(YOUR GOAL): Reproduce all the entries exactly and keep the pictures out.

(DATA IN THIS EXERCISE):
>>>
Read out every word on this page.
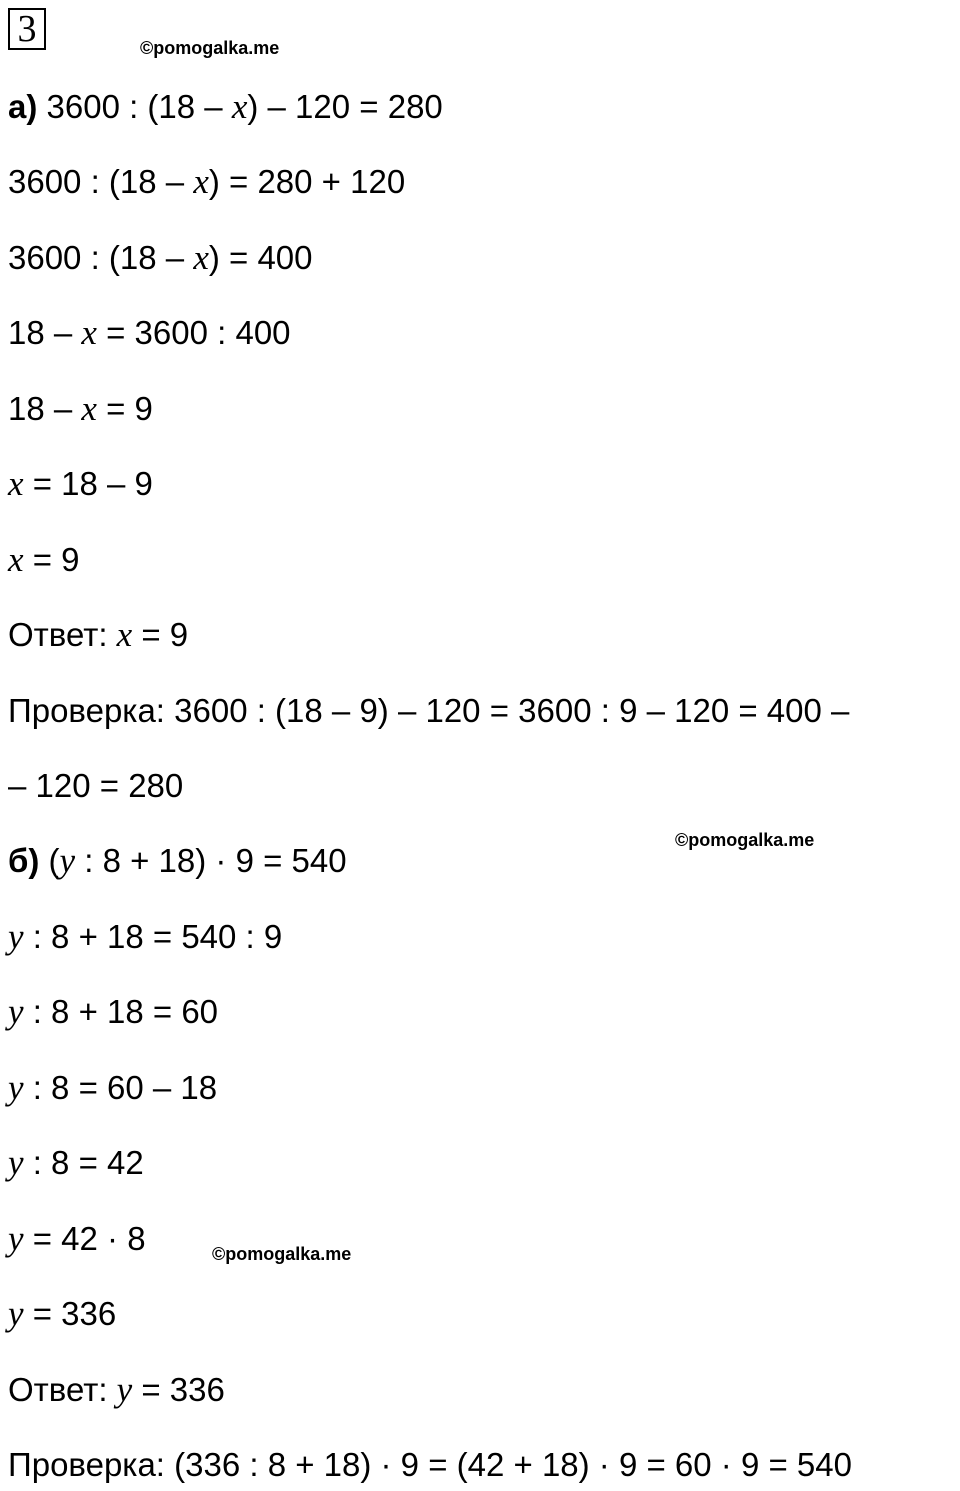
3	©pomogalka.me
©pomogalka.me
©pomogalka.me
а) 3600 : (18 – x) – 120 = 280
3600 : (18 – x) = 280 + 120
3600 : (18 – x) = 400
18 – x = 3600 : 400
18 – x = 9
x = 18 – 9
x = 9
Ответ: x = 9
Проверка: 3600 : (18 – 9) – 120 = 3600 : 9 – 120 = 400 –
– 120 = 280
б) (y : 8 + 18) · 9 = 540
y : 8 + 18 = 540 : 9
y : 8 + 18 = 60
y : 8 = 60 – 18
y : 8 = 42
y = 42 · 8
y = 336
Ответ: y = 336
Проверка: (336 : 8 + 18) · 9 = (42 + 18) · 9 = 60 · 9 = 540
<<<
(OUTPUT):
Read out every word on this page.
3	©pomogalka.me
©pomogalka.me
©pomogalka.me
а) 3600 : (18 – x) – 120 = 280
3600 : (18 – x) = 280 + 120
3600 : (18 – x) = 400
18 – x = 3600 : 400
18 – x = 9
x = 18 – 9
x = 9
Ответ: x = 9
Проверка: 3600 : (18 – 9) – 120 = 3600 : 9 – 120 = 400 –
– 120 = 280
б) (y : 8 + 18) · 9 = 540
y : 8 + 18 = 540 : 9
y : 8 + 18 = 60
y : 8 = 60 – 18
y : 8 = 42
y = 42 · 8
y = 336
Ответ: y = 336
Проверка: (336 : 8 + 18) · 9 = (42 + 18) · 9 = 60 · 9 = 540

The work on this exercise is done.